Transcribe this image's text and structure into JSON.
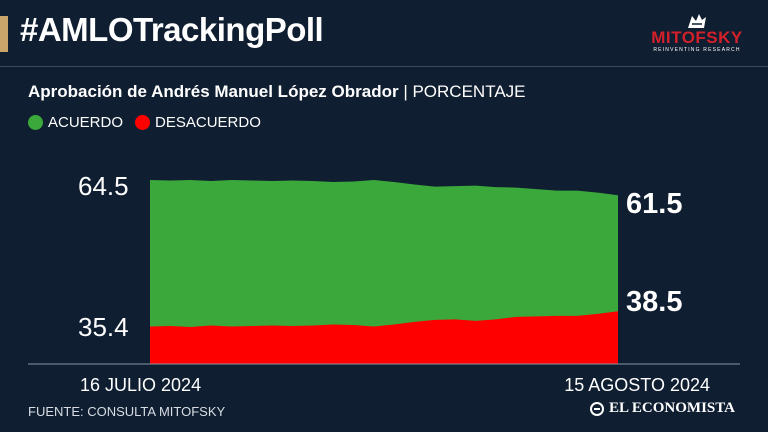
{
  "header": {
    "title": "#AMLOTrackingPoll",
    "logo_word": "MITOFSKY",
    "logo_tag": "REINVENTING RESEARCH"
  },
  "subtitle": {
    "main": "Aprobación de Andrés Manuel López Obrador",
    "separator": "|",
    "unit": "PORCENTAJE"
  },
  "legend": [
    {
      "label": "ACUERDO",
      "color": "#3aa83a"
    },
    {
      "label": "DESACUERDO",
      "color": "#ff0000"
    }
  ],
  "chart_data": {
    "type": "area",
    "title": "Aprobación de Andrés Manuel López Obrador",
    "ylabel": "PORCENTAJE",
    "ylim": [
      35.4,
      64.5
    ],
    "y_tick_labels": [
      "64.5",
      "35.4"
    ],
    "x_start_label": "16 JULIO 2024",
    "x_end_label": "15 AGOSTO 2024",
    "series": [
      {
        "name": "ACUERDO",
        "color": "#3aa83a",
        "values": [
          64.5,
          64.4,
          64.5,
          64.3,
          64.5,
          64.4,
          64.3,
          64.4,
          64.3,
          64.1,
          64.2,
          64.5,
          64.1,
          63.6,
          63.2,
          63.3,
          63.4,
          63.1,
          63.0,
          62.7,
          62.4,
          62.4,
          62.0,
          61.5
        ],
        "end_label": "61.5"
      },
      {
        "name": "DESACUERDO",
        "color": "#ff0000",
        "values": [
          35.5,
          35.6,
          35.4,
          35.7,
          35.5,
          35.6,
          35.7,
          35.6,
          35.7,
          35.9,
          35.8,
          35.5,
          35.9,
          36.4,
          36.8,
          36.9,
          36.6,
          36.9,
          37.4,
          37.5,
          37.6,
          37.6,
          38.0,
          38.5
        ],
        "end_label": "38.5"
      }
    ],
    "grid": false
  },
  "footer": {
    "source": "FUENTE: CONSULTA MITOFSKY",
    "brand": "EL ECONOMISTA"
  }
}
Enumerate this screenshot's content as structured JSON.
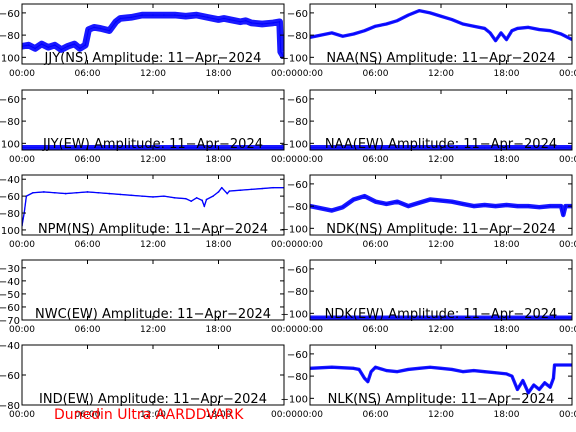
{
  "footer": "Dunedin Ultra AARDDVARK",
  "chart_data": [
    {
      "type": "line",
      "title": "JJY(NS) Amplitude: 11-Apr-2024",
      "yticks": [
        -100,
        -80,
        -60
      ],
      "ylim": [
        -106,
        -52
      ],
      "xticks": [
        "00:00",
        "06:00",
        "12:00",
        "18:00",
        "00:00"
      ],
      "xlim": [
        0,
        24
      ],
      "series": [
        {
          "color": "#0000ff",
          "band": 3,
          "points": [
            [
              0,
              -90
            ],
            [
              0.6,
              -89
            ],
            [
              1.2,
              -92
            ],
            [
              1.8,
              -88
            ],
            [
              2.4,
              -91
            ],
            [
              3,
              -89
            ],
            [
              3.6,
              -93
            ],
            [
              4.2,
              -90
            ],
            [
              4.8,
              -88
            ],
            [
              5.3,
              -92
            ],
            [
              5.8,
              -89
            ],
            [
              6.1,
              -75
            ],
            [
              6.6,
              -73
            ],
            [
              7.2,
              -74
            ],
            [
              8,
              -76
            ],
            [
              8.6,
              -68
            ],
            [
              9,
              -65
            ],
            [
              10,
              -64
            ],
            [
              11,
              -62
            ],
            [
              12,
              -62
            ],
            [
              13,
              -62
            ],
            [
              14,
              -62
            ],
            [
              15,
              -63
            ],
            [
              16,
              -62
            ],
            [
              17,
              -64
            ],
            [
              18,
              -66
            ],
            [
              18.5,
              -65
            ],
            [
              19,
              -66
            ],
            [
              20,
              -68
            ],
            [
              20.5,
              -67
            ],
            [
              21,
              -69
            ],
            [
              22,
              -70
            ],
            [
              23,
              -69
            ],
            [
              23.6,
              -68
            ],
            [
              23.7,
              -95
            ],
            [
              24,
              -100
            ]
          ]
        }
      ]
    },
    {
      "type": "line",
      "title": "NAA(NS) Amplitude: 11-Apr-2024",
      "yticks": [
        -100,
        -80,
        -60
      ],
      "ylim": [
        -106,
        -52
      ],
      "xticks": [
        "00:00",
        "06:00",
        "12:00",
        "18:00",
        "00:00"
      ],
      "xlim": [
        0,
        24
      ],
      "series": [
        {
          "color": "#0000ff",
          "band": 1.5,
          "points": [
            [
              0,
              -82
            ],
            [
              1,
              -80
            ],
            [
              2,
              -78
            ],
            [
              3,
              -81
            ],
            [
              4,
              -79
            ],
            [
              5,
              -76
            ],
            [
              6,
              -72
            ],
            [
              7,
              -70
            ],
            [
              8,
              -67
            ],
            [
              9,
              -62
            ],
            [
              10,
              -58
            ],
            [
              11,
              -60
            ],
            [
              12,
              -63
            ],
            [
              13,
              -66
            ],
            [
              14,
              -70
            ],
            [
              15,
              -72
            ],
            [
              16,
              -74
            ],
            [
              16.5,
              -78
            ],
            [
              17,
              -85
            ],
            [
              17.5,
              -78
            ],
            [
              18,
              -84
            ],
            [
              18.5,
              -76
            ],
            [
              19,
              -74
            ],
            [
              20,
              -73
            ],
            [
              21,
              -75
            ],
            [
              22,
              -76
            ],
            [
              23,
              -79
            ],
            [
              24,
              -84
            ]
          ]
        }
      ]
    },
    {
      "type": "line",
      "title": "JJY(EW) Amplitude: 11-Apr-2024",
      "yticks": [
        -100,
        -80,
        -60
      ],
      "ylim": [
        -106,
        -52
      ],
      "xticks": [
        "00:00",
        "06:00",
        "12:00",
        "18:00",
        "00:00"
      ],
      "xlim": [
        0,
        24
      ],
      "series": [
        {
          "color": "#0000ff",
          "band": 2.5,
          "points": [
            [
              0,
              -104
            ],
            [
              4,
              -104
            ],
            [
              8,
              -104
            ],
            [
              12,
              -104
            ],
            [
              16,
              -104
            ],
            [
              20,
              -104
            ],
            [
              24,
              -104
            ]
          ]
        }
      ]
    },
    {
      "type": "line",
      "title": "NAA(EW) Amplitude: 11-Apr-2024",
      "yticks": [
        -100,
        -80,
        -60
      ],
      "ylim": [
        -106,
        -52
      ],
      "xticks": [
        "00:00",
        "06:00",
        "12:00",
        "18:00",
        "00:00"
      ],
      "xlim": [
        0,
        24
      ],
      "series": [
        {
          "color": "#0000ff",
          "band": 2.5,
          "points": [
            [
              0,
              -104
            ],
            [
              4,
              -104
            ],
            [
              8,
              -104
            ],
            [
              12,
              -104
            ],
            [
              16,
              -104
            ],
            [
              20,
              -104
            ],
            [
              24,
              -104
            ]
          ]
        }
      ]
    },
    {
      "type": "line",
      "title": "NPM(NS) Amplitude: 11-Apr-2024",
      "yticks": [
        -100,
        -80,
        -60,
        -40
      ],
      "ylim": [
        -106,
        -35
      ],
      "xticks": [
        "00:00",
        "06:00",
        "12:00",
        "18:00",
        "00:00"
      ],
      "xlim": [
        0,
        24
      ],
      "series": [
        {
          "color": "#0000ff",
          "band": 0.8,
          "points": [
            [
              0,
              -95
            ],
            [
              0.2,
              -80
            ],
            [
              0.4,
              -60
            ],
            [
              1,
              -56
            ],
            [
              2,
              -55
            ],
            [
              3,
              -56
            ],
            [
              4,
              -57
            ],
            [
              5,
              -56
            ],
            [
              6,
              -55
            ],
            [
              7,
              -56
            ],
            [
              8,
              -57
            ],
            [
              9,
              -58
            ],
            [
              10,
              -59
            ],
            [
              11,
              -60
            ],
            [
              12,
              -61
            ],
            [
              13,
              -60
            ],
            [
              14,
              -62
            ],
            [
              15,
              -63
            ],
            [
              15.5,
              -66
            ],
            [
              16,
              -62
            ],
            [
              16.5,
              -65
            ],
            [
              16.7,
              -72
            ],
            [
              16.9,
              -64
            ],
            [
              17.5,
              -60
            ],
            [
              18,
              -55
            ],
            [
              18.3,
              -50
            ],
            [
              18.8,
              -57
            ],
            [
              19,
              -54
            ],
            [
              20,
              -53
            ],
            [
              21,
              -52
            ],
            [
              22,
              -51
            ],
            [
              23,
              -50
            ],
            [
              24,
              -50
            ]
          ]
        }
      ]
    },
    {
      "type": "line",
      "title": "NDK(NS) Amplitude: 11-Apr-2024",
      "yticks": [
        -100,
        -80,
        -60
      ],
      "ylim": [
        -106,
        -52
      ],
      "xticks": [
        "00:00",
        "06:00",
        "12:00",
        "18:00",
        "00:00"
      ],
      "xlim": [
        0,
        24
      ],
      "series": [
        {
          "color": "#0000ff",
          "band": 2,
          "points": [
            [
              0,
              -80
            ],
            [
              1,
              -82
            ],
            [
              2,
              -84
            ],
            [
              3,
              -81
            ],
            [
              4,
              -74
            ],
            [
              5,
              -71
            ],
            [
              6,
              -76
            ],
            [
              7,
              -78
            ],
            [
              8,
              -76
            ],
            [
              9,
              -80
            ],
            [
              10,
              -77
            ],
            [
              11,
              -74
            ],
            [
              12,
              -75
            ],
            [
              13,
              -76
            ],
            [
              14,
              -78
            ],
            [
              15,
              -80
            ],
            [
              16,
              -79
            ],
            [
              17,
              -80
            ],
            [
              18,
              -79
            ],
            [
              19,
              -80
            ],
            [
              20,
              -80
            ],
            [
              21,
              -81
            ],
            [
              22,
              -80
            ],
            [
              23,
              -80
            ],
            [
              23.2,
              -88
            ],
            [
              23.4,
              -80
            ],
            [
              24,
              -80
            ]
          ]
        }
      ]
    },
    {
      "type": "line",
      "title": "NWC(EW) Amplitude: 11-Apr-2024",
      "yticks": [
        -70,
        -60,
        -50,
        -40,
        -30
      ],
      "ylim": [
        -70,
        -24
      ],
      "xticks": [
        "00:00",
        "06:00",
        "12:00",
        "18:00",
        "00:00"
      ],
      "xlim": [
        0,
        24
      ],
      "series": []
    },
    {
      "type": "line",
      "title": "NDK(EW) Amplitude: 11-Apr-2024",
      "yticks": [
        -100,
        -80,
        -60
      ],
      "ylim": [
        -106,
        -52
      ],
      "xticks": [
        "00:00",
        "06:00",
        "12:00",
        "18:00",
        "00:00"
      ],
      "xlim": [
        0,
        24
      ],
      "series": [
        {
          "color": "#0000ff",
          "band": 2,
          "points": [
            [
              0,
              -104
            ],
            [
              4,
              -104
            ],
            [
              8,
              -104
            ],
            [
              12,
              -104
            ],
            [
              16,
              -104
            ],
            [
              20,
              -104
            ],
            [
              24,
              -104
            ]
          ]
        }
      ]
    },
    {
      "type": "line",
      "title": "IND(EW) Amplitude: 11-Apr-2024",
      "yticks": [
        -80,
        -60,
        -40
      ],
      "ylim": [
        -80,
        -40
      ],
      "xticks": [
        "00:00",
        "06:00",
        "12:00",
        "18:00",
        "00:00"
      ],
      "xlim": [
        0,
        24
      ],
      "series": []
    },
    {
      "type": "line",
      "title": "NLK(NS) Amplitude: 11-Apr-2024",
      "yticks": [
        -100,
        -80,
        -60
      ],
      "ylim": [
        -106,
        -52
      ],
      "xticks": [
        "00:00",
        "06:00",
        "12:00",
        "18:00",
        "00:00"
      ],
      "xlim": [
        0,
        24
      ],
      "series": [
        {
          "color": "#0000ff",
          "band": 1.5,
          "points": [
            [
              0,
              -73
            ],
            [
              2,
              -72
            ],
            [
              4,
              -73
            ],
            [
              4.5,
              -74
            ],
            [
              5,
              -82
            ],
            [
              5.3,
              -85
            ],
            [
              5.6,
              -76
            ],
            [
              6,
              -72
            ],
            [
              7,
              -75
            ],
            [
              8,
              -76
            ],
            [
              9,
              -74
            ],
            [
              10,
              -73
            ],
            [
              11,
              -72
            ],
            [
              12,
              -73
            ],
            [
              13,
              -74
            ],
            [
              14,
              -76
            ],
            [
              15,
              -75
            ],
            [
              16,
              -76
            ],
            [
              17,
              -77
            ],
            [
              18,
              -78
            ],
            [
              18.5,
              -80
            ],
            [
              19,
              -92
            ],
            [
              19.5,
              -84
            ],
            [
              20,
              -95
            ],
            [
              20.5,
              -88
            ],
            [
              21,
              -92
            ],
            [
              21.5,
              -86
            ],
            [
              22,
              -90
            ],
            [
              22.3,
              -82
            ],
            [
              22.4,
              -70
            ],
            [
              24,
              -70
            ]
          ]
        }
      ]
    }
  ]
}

======

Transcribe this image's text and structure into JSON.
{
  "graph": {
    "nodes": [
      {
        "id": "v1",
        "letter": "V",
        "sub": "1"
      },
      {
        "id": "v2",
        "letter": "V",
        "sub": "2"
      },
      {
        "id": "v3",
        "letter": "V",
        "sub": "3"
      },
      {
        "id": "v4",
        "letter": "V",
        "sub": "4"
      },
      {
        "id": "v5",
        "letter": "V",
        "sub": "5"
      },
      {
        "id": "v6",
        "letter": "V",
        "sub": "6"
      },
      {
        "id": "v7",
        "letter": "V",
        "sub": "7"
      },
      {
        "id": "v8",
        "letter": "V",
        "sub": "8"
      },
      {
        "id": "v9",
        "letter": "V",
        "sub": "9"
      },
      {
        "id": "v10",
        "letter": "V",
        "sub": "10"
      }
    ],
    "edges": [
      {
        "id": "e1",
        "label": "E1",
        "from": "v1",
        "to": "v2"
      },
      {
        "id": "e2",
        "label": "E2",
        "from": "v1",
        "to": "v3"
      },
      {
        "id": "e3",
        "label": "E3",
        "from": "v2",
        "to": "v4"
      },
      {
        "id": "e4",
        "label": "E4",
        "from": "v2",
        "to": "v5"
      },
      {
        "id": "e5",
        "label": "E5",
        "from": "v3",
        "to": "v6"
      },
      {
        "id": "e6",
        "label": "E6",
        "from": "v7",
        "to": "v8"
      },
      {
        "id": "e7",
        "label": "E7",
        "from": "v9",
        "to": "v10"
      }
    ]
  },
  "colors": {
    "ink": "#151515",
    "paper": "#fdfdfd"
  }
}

======

> WORK TO BE COMPLETED
Gather up every line from the listing above in which the word "Amplitude" occurs.

> COMPLETED TASK
      "title": "JJY(NS) Amplitude: 11-Apr-2024",
      "title": "NAA(NS) Amplitude: 11-Apr-2024",
      "title": "JJY(EW) Amplitude: 11-Apr-2024",
      "title": "NAA(EW) Amplitude: 11-Apr-2024",
      "title": "NPM(NS) Amplitude: 11-Apr-2024",
      "title": "NDK(NS) Amplitude: 11-Apr-2024",
      "title": "NWC(EW) Amplitude: 11-Apr-2024",
      "title": "NDK(EW) Amplitude: 11-Apr-2024",
      "title": "IND(EW) Amplitude: 11-Apr-2024",
      "title": "NLK(NS) Amplitude: 11-Apr-2024",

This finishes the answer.